# START OF SUPPLIED RECORDS

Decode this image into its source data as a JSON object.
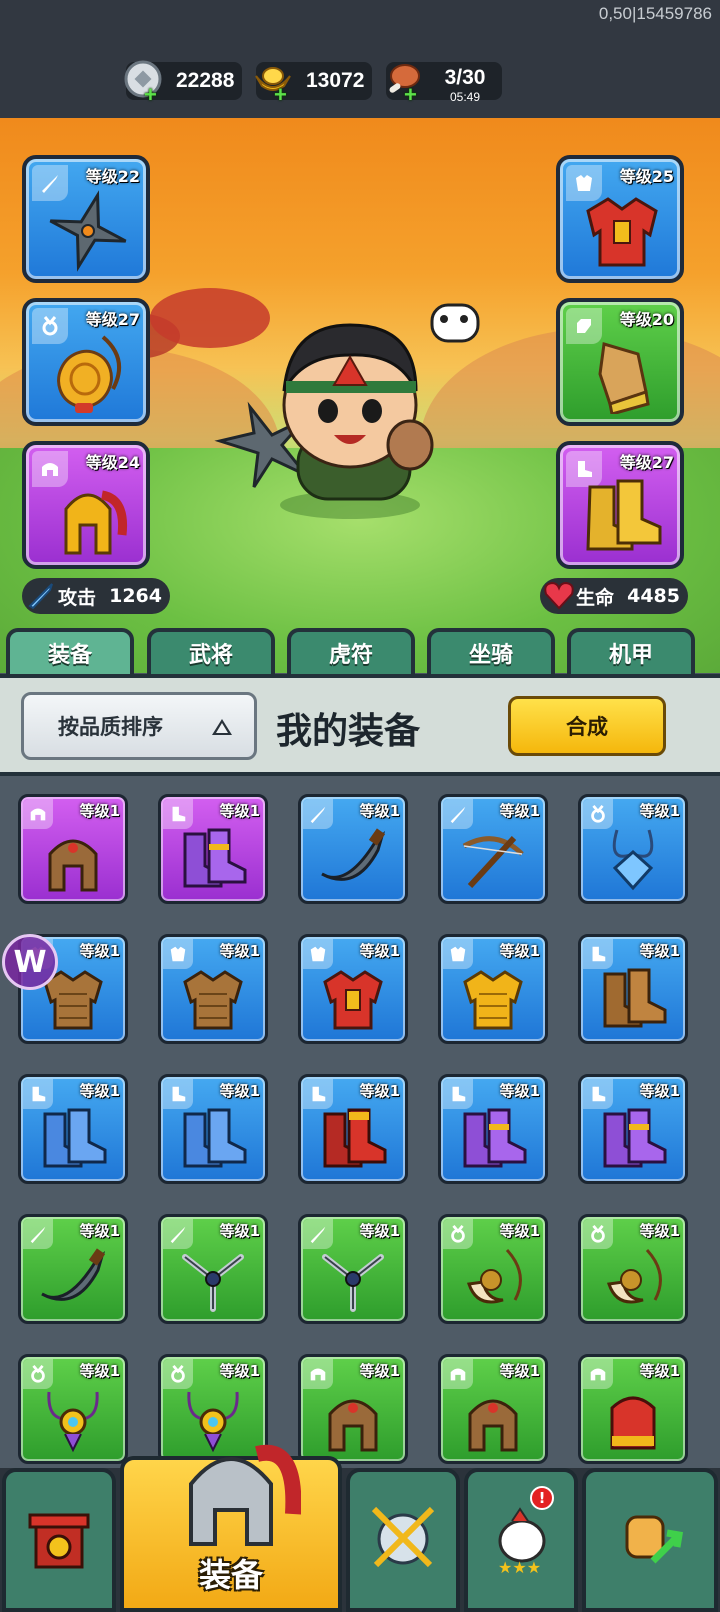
{
  "top": {
    "build_id": "0,50|15459786",
    "resources": [
      {
        "name": "silver-coin",
        "value": "22288",
        "sub": ""
      },
      {
        "name": "gold-ingot",
        "value": "13072",
        "sub": ""
      },
      {
        "name": "meat-stamina",
        "value": "3/30",
        "sub": "05:49"
      }
    ]
  },
  "equipped": {
    "left": [
      {
        "type": "weapon",
        "level": "等级22",
        "color": "blue",
        "item": "shuriken"
      },
      {
        "type": "accessory",
        "level": "等级27",
        "color": "blue",
        "item": "jade-amulet"
      },
      {
        "type": "helmet",
        "level": "等级24",
        "color": "purple",
        "item": "gold-helmet"
      }
    ],
    "right": [
      {
        "type": "armor",
        "level": "等级25",
        "color": "blue",
        "item": "red-armor"
      },
      {
        "type": "gloves",
        "level": "等级20",
        "color": "green",
        "item": "bracer"
      },
      {
        "type": "boots",
        "level": "等级27",
        "color": "purple",
        "item": "gold-boots"
      }
    ]
  },
  "stats": {
    "attack_label": "攻击",
    "attack_value": "1264",
    "hp_label": "生命",
    "hp_value": "4485"
  },
  "tabs": [
    "装备",
    "武将",
    "虎符",
    "坐骑",
    "机甲"
  ],
  "active_tab": 0,
  "sortbar": {
    "sort_label": "按品质排序",
    "title": "我的装备",
    "synthesize_label": "合成"
  },
  "inventory": [
    {
      "type": "helmet",
      "color": "purple",
      "level": "等级1",
      "item": "bronze-helmet"
    },
    {
      "type": "boots",
      "color": "purple",
      "level": "等级1",
      "item": "purple-boots"
    },
    {
      "type": "weapon",
      "color": "blue",
      "level": "等级1",
      "item": "curved-blade"
    },
    {
      "type": "weapon",
      "color": "blue",
      "level": "等级1",
      "item": "crossbow"
    },
    {
      "type": "accessory",
      "color": "blue",
      "level": "等级1",
      "item": "blue-pendant"
    },
    {
      "type": "armor",
      "color": "blue",
      "level": "等级1",
      "item": "leather-armor"
    },
    {
      "type": "armor",
      "color": "blue",
      "level": "等级1",
      "item": "leather-armor"
    },
    {
      "type": "armor",
      "color": "blue",
      "level": "等级1",
      "item": "red-armor"
    },
    {
      "type": "armor",
      "color": "blue",
      "level": "等级1",
      "item": "gold-armor"
    },
    {
      "type": "boots",
      "color": "blue",
      "level": "等级1",
      "item": "brown-boots"
    },
    {
      "type": "boots",
      "color": "blue",
      "level": "等级1",
      "item": "blue-boots"
    },
    {
      "type": "boots",
      "color": "blue",
      "level": "等级1",
      "item": "blue-boots"
    },
    {
      "type": "boots",
      "color": "blue",
      "level": "等级1",
      "item": "red-boots"
    },
    {
      "type": "boots",
      "color": "blue",
      "level": "等级1",
      "item": "purple-boots"
    },
    {
      "type": "boots",
      "color": "blue",
      "level": "等级1",
      "item": "purple-boots"
    },
    {
      "type": "weapon",
      "color": "green",
      "level": "等级1",
      "item": "curved-blade"
    },
    {
      "type": "weapon",
      "color": "green",
      "level": "等级1",
      "item": "shuriken"
    },
    {
      "type": "weapon",
      "color": "green",
      "level": "等级1",
      "item": "shuriken"
    },
    {
      "type": "accessory",
      "color": "green",
      "level": "等级1",
      "item": "horn-charm"
    },
    {
      "type": "accessory",
      "color": "green",
      "level": "等级1",
      "item": "horn-charm"
    },
    {
      "type": "accessory",
      "color": "green",
      "level": "等级1",
      "item": "flower-pendant"
    },
    {
      "type": "accessory",
      "color": "green",
      "level": "等级1",
      "item": "flower-pendant"
    },
    {
      "type": "helmet",
      "color": "green",
      "level": "等级1",
      "item": "bronze-helmet"
    },
    {
      "type": "helmet",
      "color": "green",
      "level": "等级1",
      "item": "bronze-helmet"
    },
    {
      "type": "helmet",
      "color": "green",
      "level": "等级1",
      "item": "red-helmet"
    }
  ],
  "bottom_nav": {
    "items": [
      "shop",
      "equipment",
      "battle",
      "heroes",
      "upgrade"
    ],
    "active_label": "装备",
    "alert_badge": "!"
  },
  "colors": {
    "blue": "#2f8fe6",
    "green": "#45b83a",
    "purple": "#b847e0",
    "gold": "#f5c020",
    "tab": "#3b8a6e"
  }
}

# END OF SUPPLIED RECORDS

> EXERCISE REQUIREMENTS
Make an exact copy of all the material, but keep the pictures out of it.

> COMPLETED TASK
Decode this image into its source data as a JSON object.
{
  "top": {
    "build_id": "0,50|15459786",
    "resources": [
      {
        "name": "silver-coin",
        "value": "22288",
        "sub": ""
      },
      {
        "name": "gold-ingot",
        "value": "13072",
        "sub": ""
      },
      {
        "name": "meat-stamina",
        "value": "3/30",
        "sub": "05:49"
      }
    ]
  },
  "equipped": {
    "left": [
      {
        "type": "weapon",
        "level": "等级22",
        "color": "blue",
        "item": "shuriken"
      },
      {
        "type": "accessory",
        "level": "等级27",
        "color": "blue",
        "item": "jade-amulet"
      },
      {
        "type": "helmet",
        "level": "等级24",
        "color": "purple",
        "item": "gold-helmet"
      }
    ],
    "right": [
      {
        "type": "armor",
        "level": "等级25",
        "color": "blue",
        "item": "red-armor"
      },
      {
        "type": "gloves",
        "level": "等级20",
        "color": "green",
        "item": "bracer"
      },
      {
        "type": "boots",
        "level": "等级27",
        "color": "purple",
        "item": "gold-boots"
      }
    ]
  },
  "stats": {
    "attack_label": "攻击",
    "attack_value": "1264",
    "hp_label": "生命",
    "hp_value": "4485"
  },
  "tabs": [
    "装备",
    "武将",
    "虎符",
    "坐骑",
    "机甲"
  ],
  "active_tab": 0,
  "sortbar": {
    "sort_label": "按品质排序",
    "title": "我的装备",
    "synthesize_label": "合成"
  },
  "inventory": [
    {
      "type": "helmet",
      "color": "purple",
      "level": "等级1",
      "item": "bronze-helmet"
    },
    {
      "type": "boots",
      "color": "purple",
      "level": "等级1",
      "item": "purple-boots"
    },
    {
      "type": "weapon",
      "color": "blue",
      "level": "等级1",
      "item": "curved-blade"
    },
    {
      "type": "weapon",
      "color": "blue",
      "level": "等级1",
      "item": "crossbow"
    },
    {
      "type": "accessory",
      "color": "blue",
      "level": "等级1",
      "item": "blue-pendant"
    },
    {
      "type": "armor",
      "color": "blue",
      "level": "等级1",
      "item": "leather-armor"
    },
    {
      "type": "armor",
      "color": "blue",
      "level": "等级1",
      "item": "leather-armor"
    },
    {
      "type": "armor",
      "color": "blue",
      "level": "等级1",
      "item": "red-armor"
    },
    {
      "type": "armor",
      "color": "blue",
      "level": "等级1",
      "item": "gold-armor"
    },
    {
      "type": "boots",
      "color": "blue",
      "level": "等级1",
      "item": "brown-boots"
    },
    {
      "type": "boots",
      "color": "blue",
      "level": "等级1",
      "item": "blue-boots"
    },
    {
      "type": "boots",
      "color": "blue",
      "level": "等级1",
      "item": "blue-boots"
    },
    {
      "type": "boots",
      "color": "blue",
      "level": "等级1",
      "item": "red-boots"
    },
    {
      "type": "boots",
      "color": "blue",
      "level": "等级1",
      "item": "purple-boots"
    },
    {
      "type": "boots",
      "color": "blue",
      "level": "等级1",
      "item": "purple-boots"
    },
    {
      "type": "weapon",
      "color": "green",
      "level": "等级1",
      "item": "curved-blade"
    },
    {
      "type": "weapon",
      "color": "green",
      "level": "等级1",
      "item": "shuriken"
    },
    {
      "type": "weapon",
      "color": "green",
      "level": "等级1",
      "item": "shuriken"
    },
    {
      "type": "accessory",
      "color": "green",
      "level": "等级1",
      "item": "horn-charm"
    },
    {
      "type": "accessory",
      "color": "green",
      "level": "等级1",
      "item": "horn-charm"
    },
    {
      "type": "accessory",
      "color": "green",
      "level": "等级1",
      "item": "flower-pendant"
    },
    {
      "type": "accessory",
      "color": "green",
      "level": "等级1",
      "item": "flower-pendant"
    },
    {
      "type": "helmet",
      "color": "green",
      "level": "等级1",
      "item": "bronze-helmet"
    },
    {
      "type": "helmet",
      "color": "green",
      "level": "等级1",
      "item": "bronze-helmet"
    },
    {
      "type": "helmet",
      "color": "green",
      "level": "等级1",
      "item": "red-helmet"
    }
  ],
  "bottom_nav": {
    "items": [
      "shop",
      "equipment",
      "battle",
      "heroes",
      "upgrade"
    ],
    "active_label": "装备",
    "alert_badge": "!"
  },
  "colors": {
    "blue": "#2f8fe6",
    "green": "#45b83a",
    "purple": "#b847e0",
    "gold": "#f5c020",
    "tab": "#3b8a6e"
  }
}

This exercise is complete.